Stated goal
Skip the pictures. Transcribe the rest of the data below without changing a word.

Chart and figure data:
--------

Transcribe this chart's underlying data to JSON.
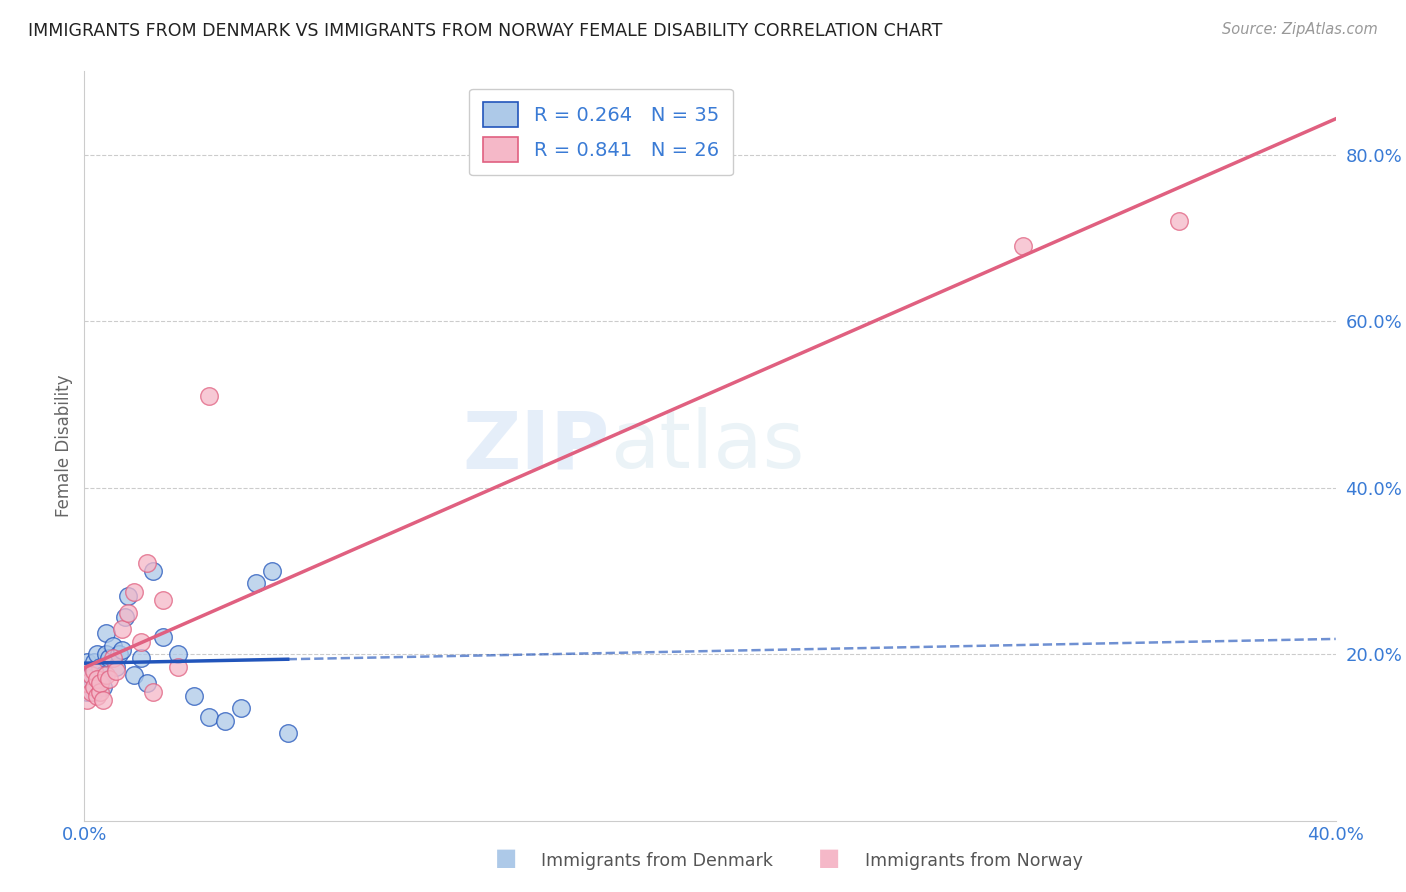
{
  "title": "IMMIGRANTS FROM DENMARK VS IMMIGRANTS FROM NORWAY FEMALE DISABILITY CORRELATION CHART",
  "source": "Source: ZipAtlas.com",
  "ylabel": "Female Disability",
  "xlim": [
    0.0,
    0.4
  ],
  "ylim": [
    0.0,
    0.9
  ],
  "xtick_labels": [
    "0.0%",
    "",
    "",
    "",
    "40.0%"
  ],
  "xtick_values": [
    0.0,
    0.1,
    0.2,
    0.3,
    0.4
  ],
  "ytick_labels": [
    "20.0%",
    "40.0%",
    "60.0%",
    "80.0%"
  ],
  "ytick_values": [
    0.2,
    0.4,
    0.6,
    0.8
  ],
  "legend_R1": "0.264",
  "legend_N1": "35",
  "legend_R2": "0.841",
  "legend_N2": "26",
  "color_denmark": "#adc9e8",
  "color_norway": "#f5b8c8",
  "line_color_denmark": "#2255bb",
  "line_color_norway": "#e06080",
  "watermark_zip": "ZIP",
  "watermark_atlas": "atlas",
  "background_color": "#ffffff",
  "grid_color": "#cccccc",
  "denmark_scatter_x": [
    0.001,
    0.001,
    0.002,
    0.002,
    0.003,
    0.003,
    0.003,
    0.004,
    0.004,
    0.005,
    0.005,
    0.006,
    0.006,
    0.007,
    0.007,
    0.008,
    0.009,
    0.01,
    0.011,
    0.012,
    0.013,
    0.014,
    0.016,
    0.018,
    0.02,
    0.022,
    0.025,
    0.03,
    0.035,
    0.04,
    0.045,
    0.05,
    0.055,
    0.06,
    0.065
  ],
  "denmark_scatter_y": [
    0.155,
    0.19,
    0.16,
    0.175,
    0.155,
    0.175,
    0.19,
    0.165,
    0.2,
    0.17,
    0.185,
    0.175,
    0.16,
    0.2,
    0.225,
    0.195,
    0.21,
    0.185,
    0.2,
    0.205,
    0.245,
    0.27,
    0.175,
    0.195,
    0.165,
    0.3,
    0.22,
    0.2,
    0.15,
    0.125,
    0.12,
    0.135,
    0.285,
    0.3,
    0.105
  ],
  "norway_scatter_x": [
    0.001,
    0.001,
    0.002,
    0.002,
    0.003,
    0.003,
    0.004,
    0.004,
    0.005,
    0.005,
    0.006,
    0.007,
    0.008,
    0.009,
    0.01,
    0.012,
    0.014,
    0.016,
    0.018,
    0.02,
    0.022,
    0.025,
    0.03,
    0.04,
    0.3,
    0.35
  ],
  "norway_scatter_y": [
    0.145,
    0.165,
    0.155,
    0.175,
    0.16,
    0.18,
    0.15,
    0.17,
    0.155,
    0.165,
    0.145,
    0.175,
    0.17,
    0.195,
    0.18,
    0.23,
    0.25,
    0.275,
    0.215,
    0.31,
    0.155,
    0.265,
    0.185,
    0.51,
    0.69,
    0.72
  ]
}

--------

Output for this exercise
Transcribe this chart's underlying data to JSON.
{
  "title": "IMMIGRANTS FROM DENMARK VS IMMIGRANTS FROM NORWAY FEMALE DISABILITY CORRELATION CHART",
  "source": "Source: ZipAtlas.com",
  "ylabel": "Female Disability",
  "xlim": [
    0.0,
    0.4
  ],
  "ylim": [
    0.0,
    0.9
  ],
  "xtick_labels": [
    "0.0%",
    "",
    "",
    "",
    "40.0%"
  ],
  "xtick_values": [
    0.0,
    0.1,
    0.2,
    0.3,
    0.4
  ],
  "ytick_labels": [
    "20.0%",
    "40.0%",
    "60.0%",
    "80.0%"
  ],
  "ytick_values": [
    0.2,
    0.4,
    0.6,
    0.8
  ],
  "legend_R1": "0.264",
  "legend_N1": "35",
  "legend_R2": "0.841",
  "legend_N2": "26",
  "color_denmark": "#adc9e8",
  "color_norway": "#f5b8c8",
  "line_color_denmark": "#2255bb",
  "line_color_norway": "#e06080",
  "watermark_zip": "ZIP",
  "watermark_atlas": "atlas",
  "background_color": "#ffffff",
  "grid_color": "#cccccc",
  "denmark_scatter_x": [
    0.001,
    0.001,
    0.002,
    0.002,
    0.003,
    0.003,
    0.003,
    0.004,
    0.004,
    0.005,
    0.005,
    0.006,
    0.006,
    0.007,
    0.007,
    0.008,
    0.009,
    0.01,
    0.011,
    0.012,
    0.013,
    0.014,
    0.016,
    0.018,
    0.02,
    0.022,
    0.025,
    0.03,
    0.035,
    0.04,
    0.045,
    0.05,
    0.055,
    0.06,
    0.065
  ],
  "denmark_scatter_y": [
    0.155,
    0.19,
    0.16,
    0.175,
    0.155,
    0.175,
    0.19,
    0.165,
    0.2,
    0.17,
    0.185,
    0.175,
    0.16,
    0.2,
    0.225,
    0.195,
    0.21,
    0.185,
    0.2,
    0.205,
    0.245,
    0.27,
    0.175,
    0.195,
    0.165,
    0.3,
    0.22,
    0.2,
    0.15,
    0.125,
    0.12,
    0.135,
    0.285,
    0.3,
    0.105
  ],
  "norway_scatter_x": [
    0.001,
    0.001,
    0.002,
    0.002,
    0.003,
    0.003,
    0.004,
    0.004,
    0.005,
    0.005,
    0.006,
    0.007,
    0.008,
    0.009,
    0.01,
    0.012,
    0.014,
    0.016,
    0.018,
    0.02,
    0.022,
    0.025,
    0.03,
    0.04,
    0.3,
    0.35
  ],
  "norway_scatter_y": [
    0.145,
    0.165,
    0.155,
    0.175,
    0.16,
    0.18,
    0.15,
    0.17,
    0.155,
    0.165,
    0.145,
    0.175,
    0.17,
    0.195,
    0.18,
    0.23,
    0.25,
    0.275,
    0.215,
    0.31,
    0.155,
    0.265,
    0.185,
    0.51,
    0.69,
    0.72
  ]
}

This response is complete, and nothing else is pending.